- _Document_:
What I’ve learned about e-bikes after riding one for 1,680 miles

By EBS Cycle Centre, Electric Bikes Scotland No Comments

The writer standing beside his e-bike on the cycle path between Dundee and Broughty FerryI noticed the other day that I’ve done 1,680 miles on my e-bike, according to my odometer, and while that isn’t a special number at all, it struck me that it was a big number, so I thought I’d share some experiences to help anyone thinking of investing in one.

It’s like gravity is turned off!

When you use a pedal-assist electric bike, which amplifies your leg-power, it feels like gravity has been dialled down. You start pushing, the motor kicks in, and then wheeee! It’s fun, and it still makes me smile after many months of riding.

I leave the power on max

In the first couple of weeks of having my e-bike, I was constantly shifting through the five different acceleration modes, but I quickly realised I was happy to leave it permanently set to Turbo. That’s because, due to the law, the electric boost fades out towards 17mph, so I just use the maximum assist to get me going from a standing start, and then once I’m rolling at a comfortable cruising speed, the electric assist fades, and I’m just cycling with muscle power.

You actually cycle

I used to try to commute on a push-bike, but it was too easy to fall back on other options; the need to shower and change at work just added too much friction to my day. But with the e-bike? I cycle every day.

It’s so convenient

Because it’s classed as a bike, you can go pretty much anywhere. You can ride straight up to the door of shops, rather than parking somewhere and walking to where you need to be. It’s so easy to nip to the shops for a pint of milk.

It’s cheap!

Electric bikes – like electric cars – are expensive to buy, but they cost pence to run. Literal pence; I charge my battery about twice a week these days, and depending on your tariff and the battery capacity of the bike you buy, that could be somewhere between 5 and 15p for each charge.

You know how your phone or laptop battery doesn’t hold its charge as much any more? Yeah…

I’ve been riding my electric bike long enough to have recently started to notice that the battery isn’t holding as much charge as it used to, just as how any other common battery technology in laptops and phones would start to degrade over time. I still get more than 30 miles per charge (and remember, that’s me leaving the electric assist on full), and batteries’ performance drops in the kind of cold weather we’re having as I write this, but it’s prompting me to look at the cost of replacement batteries, and they ain’t cheap. I just have to remember all the money I haven’t spent on petrol and parking, and at least, unlike most phones and laptops, replacing the battery is easy. I doubt it will be a problem that needs to be addressed until I’ve done at least another thousand miles anyway.

- _To-do list_:
a) Please retype the e-bike post word for word, starting with "I used to try" and going on through "It’s cheap!".
b) Carry the e-bike post on from its final sentence, keeping the same first-person voice.

Extracted items:
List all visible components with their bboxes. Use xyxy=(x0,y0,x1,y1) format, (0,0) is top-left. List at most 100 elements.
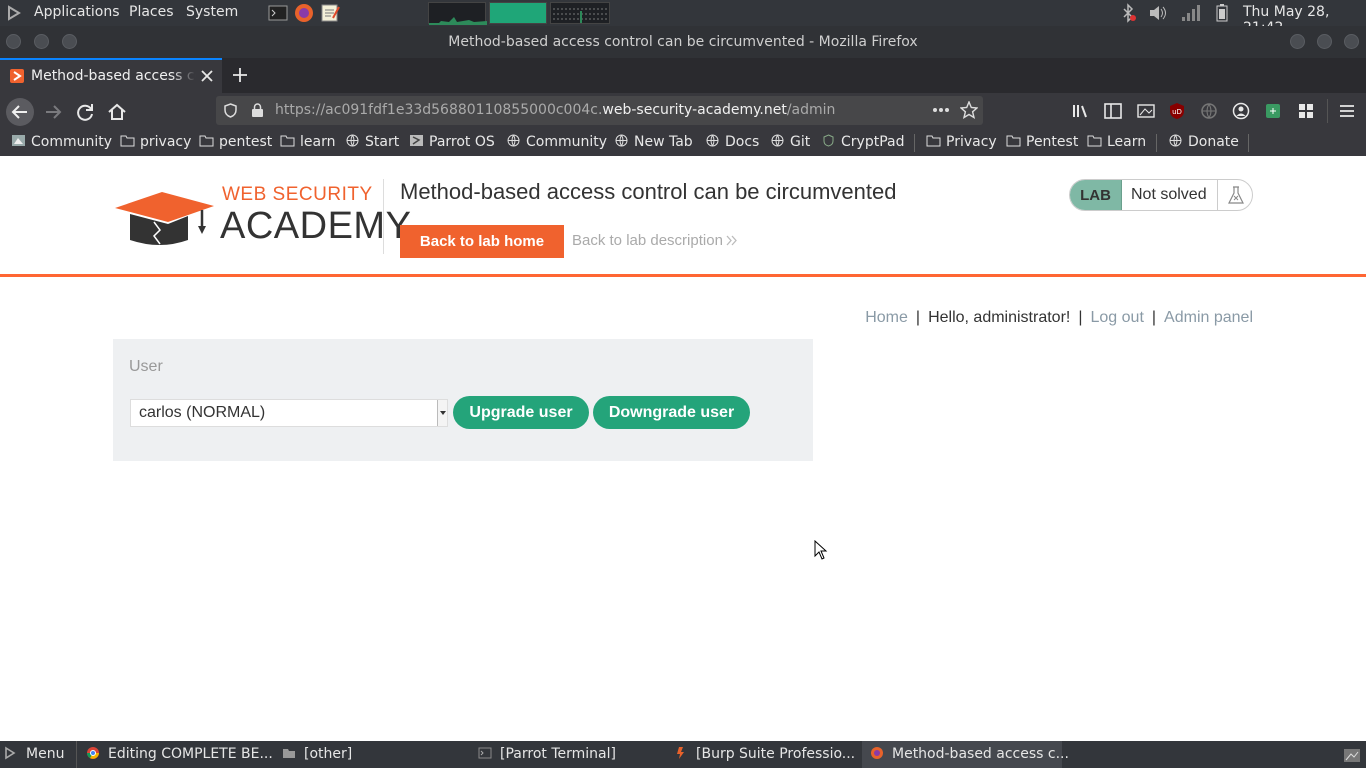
taskbar-menu-button[interactable]: Menu xyxy=(4,746,64,762)
bookmark-folder-learn-2[interactable]: Learn xyxy=(1087,134,1146,150)
folder-icon xyxy=(1087,135,1102,147)
volume-icon[interactable] xyxy=(1147,3,1169,23)
applications-menu[interactable]: Applications xyxy=(34,4,120,20)
window-titlebar: Method-based access control can be circu… xyxy=(0,26,1366,58)
upgrade-user-button[interactable]: Upgrade user xyxy=(453,396,589,429)
folder-icon xyxy=(926,135,941,147)
task-chrome[interactable]: Editing COMPLETE BE... xyxy=(86,746,273,762)
parrot-menu-icon xyxy=(5,746,16,760)
bookmark-new-tab[interactable]: New Tab xyxy=(614,134,693,150)
forward-icon[interactable] xyxy=(38,97,68,127)
system-taskbar: Menu Editing COMPLETE BE... [other] [Par… xyxy=(0,741,1366,768)
task-label: [other] xyxy=(304,746,353,762)
bookmark-star-icon[interactable] xyxy=(960,101,978,119)
bookmark-separator xyxy=(914,134,915,152)
bookmark-community[interactable]: Community xyxy=(11,134,112,150)
back-to-lab-home-button[interactable]: Back to lab home xyxy=(400,225,564,258)
bookmark-folder-privacy-2[interactable]: Privacy xyxy=(926,134,997,150)
nav-home-link[interactable]: Home xyxy=(865,309,908,326)
back-desc-label: Back to lab description xyxy=(572,232,723,249)
url-path: /admin xyxy=(786,102,836,118)
new-tab-icon[interactable] xyxy=(232,67,248,83)
library-icon[interactable] xyxy=(1072,103,1090,119)
tracking-shield-icon[interactable] xyxy=(223,103,238,118)
cookie-extension-icon[interactable] xyxy=(1264,102,1282,120)
chrome-icon xyxy=(87,747,99,759)
text-editor-launcher-icon[interactable] xyxy=(319,3,341,23)
folder-icon xyxy=(199,135,214,147)
url-host: web-security-academy.net xyxy=(602,102,787,118)
nav-greeting: Hello, administrator! xyxy=(928,309,1071,326)
task-firefox[interactable]: Method-based access c... xyxy=(870,746,1069,762)
bookmark-community-2[interactable]: Community xyxy=(506,134,607,150)
home-icon[interactable] xyxy=(102,97,132,127)
window-close-button[interactable] xyxy=(1344,34,1359,49)
lock-icon[interactable] xyxy=(251,103,264,118)
bookmark-cryptpad[interactable]: CryptPad xyxy=(821,134,904,150)
account-icon[interactable] xyxy=(1232,102,1250,120)
terminal-launcher-icon[interactable] xyxy=(267,3,289,23)
community-bookmark-icon xyxy=(12,135,25,146)
task-terminal[interactable]: [Parrot Terminal] xyxy=(478,746,616,762)
window-minimize-button[interactable] xyxy=(1290,34,1305,49)
bookmark-donate[interactable]: Donate xyxy=(1168,134,1239,150)
close-tab-icon[interactable] xyxy=(201,70,213,82)
bookmark-start[interactable]: Start xyxy=(345,134,399,150)
bookmark-label: Pentest xyxy=(1026,134,1079,150)
globe-icon xyxy=(706,134,719,147)
bookmark-folder-privacy[interactable]: privacy xyxy=(120,134,191,150)
mouse-cursor-icon xyxy=(814,540,828,560)
user-select[interactable]: carlos (NORMAL) xyxy=(130,399,448,427)
url-bar[interactable]: https://ac091fdf1e33d56880110855000c004c… xyxy=(216,96,983,125)
back-to-lab-description-link[interactable]: Back to lab description xyxy=(572,232,738,249)
hamburger-menu-icon[interactable] xyxy=(1339,104,1355,118)
tab-title: Method-based access control can be circu… xyxy=(31,68,196,84)
bookmark-label: learn xyxy=(300,134,336,150)
battery-icon[interactable] xyxy=(1211,3,1233,23)
site-navigation: Home | Hello, administrator! | Log out | Admin… xyxy=(865,309,1253,327)
bookmark-folder-pentest[interactable]: pentest xyxy=(199,134,272,150)
select-arrow[interactable] xyxy=(437,400,447,426)
nav-admin-panel-link[interactable]: Admin panel xyxy=(1164,309,1253,326)
cpu-graph xyxy=(428,2,487,25)
proxy-extension-icon[interactable] xyxy=(1200,102,1218,120)
bookmark-label: Git xyxy=(790,134,811,150)
page-actions-icon[interactable] xyxy=(932,104,950,116)
bookmark-docs[interactable]: Docs xyxy=(705,134,759,150)
sidebar-icon[interactable] xyxy=(1104,103,1122,119)
ublock-icon[interactable]: uD xyxy=(1168,102,1186,120)
screenshot-icon[interactable] xyxy=(1137,103,1155,119)
bookmark-label: Privacy xyxy=(946,134,997,150)
task-burp-suite[interactable]: [Burp Suite Professio... xyxy=(674,746,855,762)
bookmarks-toolbar: Community privacy pentest learn Start Pa… xyxy=(0,130,1366,156)
window-maximize-button[interactable] xyxy=(1317,34,1332,49)
system-menu[interactable]: System xyxy=(186,4,238,20)
network-signal-icon[interactable] xyxy=(1179,3,1201,23)
globe-icon xyxy=(615,134,628,147)
favicon-icon xyxy=(10,69,24,83)
extensions-grid-icon[interactable] xyxy=(1297,102,1315,120)
bookmark-parrot-os[interactable]: Parrot OS xyxy=(409,134,495,150)
bookmark-folder-pentest-2[interactable]: Pentest xyxy=(1006,134,1078,150)
bookmark-label: Learn xyxy=(1107,134,1147,150)
firefox-launcher-icon[interactable] xyxy=(293,3,315,23)
globe-icon xyxy=(1169,134,1182,147)
places-menu[interactable]: Places xyxy=(129,4,174,20)
web-page: WEB SECURITY ACADEMY Method-based access… xyxy=(0,156,1366,740)
folder-icon xyxy=(283,749,295,758)
parrot-menu-icon[interactable] xyxy=(6,3,24,23)
taskbar-divider xyxy=(76,741,77,768)
folder-icon xyxy=(280,135,295,147)
back-icon[interactable] xyxy=(5,97,35,127)
bookmark-folder-learn[interactable]: learn xyxy=(280,134,335,150)
task-file-manager[interactable]: [other] xyxy=(282,746,352,762)
downgrade-user-button[interactable]: Downgrade user xyxy=(593,396,750,429)
bookmark-git[interactable]: Git xyxy=(770,134,810,150)
reload-icon[interactable] xyxy=(70,97,100,127)
nav-logout-link[interactable]: Log out xyxy=(1091,309,1144,326)
lab-status-text: Not solved xyxy=(1131,186,1207,203)
browser-tab[interactable]: Method-based access control can be circu… xyxy=(0,58,222,93)
bluetooth-icon[interactable] xyxy=(1117,3,1139,23)
show-desktop-icon[interactable] xyxy=(1343,746,1361,763)
academy-logo[interactable]: WEB SECURITY ACADEMY xyxy=(114,180,411,250)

- _Answers to the tasks_:
a)
I used to try to commute on a push-bike, but it was too easy to fall back on other options; the need to shower and change at work just added too much friction to my day. But with the e-bike? I cycle every day.

It’s so convenient

Because it’s classed as a bike, you can go pretty much anywhere. You can ride straight up to the door of shops, rather than parking somewhere and walking to where you need to be. It’s so easy to nip to the shops for a pint of milk.

It’s cheap!

b)
I can use it for big journeys too

Cycling infrastructure is getting better every day, and all the benefits I’ve talked about here apply wherever I’m riding. This is why I’ve used it, for example, even for meetings in London. I’m not saying I rode all the way from Dundee, but I cycled to the station, loaded my bike onto the sleeper train, and then once I arrived into Euston, I showered, breakfasted, and used my handlebar-mounted phone to plot a cycle-friendly route to exactly where my 10am meeting was. After that, cycle back to the station, then load me and the bike back onto another train, and back up to Dundee, enjoying lunch on the way. All throughout, I was fast, direct and not held up in rush hour traffic or jostled on public transport, and, because my bike is electric, I didn’t break a sweat.

I love the mind-space I get on my commute, and seeing the Tay change every day

Cycling, even on an electric bike, of course has physical health benefits, but it has a hugely positive effect on my mental health as well. I so look forward to riding the lovely cycle path that heads north-east up the coast from Dundee, and that I have a chance to switch from and to work and home mode on my commute, as I watch the light and weather play over the river.

For me, my e-bike is just a tool. I’m not really a recreational cyclist, though I have done a few leisure cycles. That 1,680 miles is mostly my 4-mile-each-way commute into the city centre. But it’s a tool I love, and one I look forward to using every day; the next 1,680 miles are going to be great!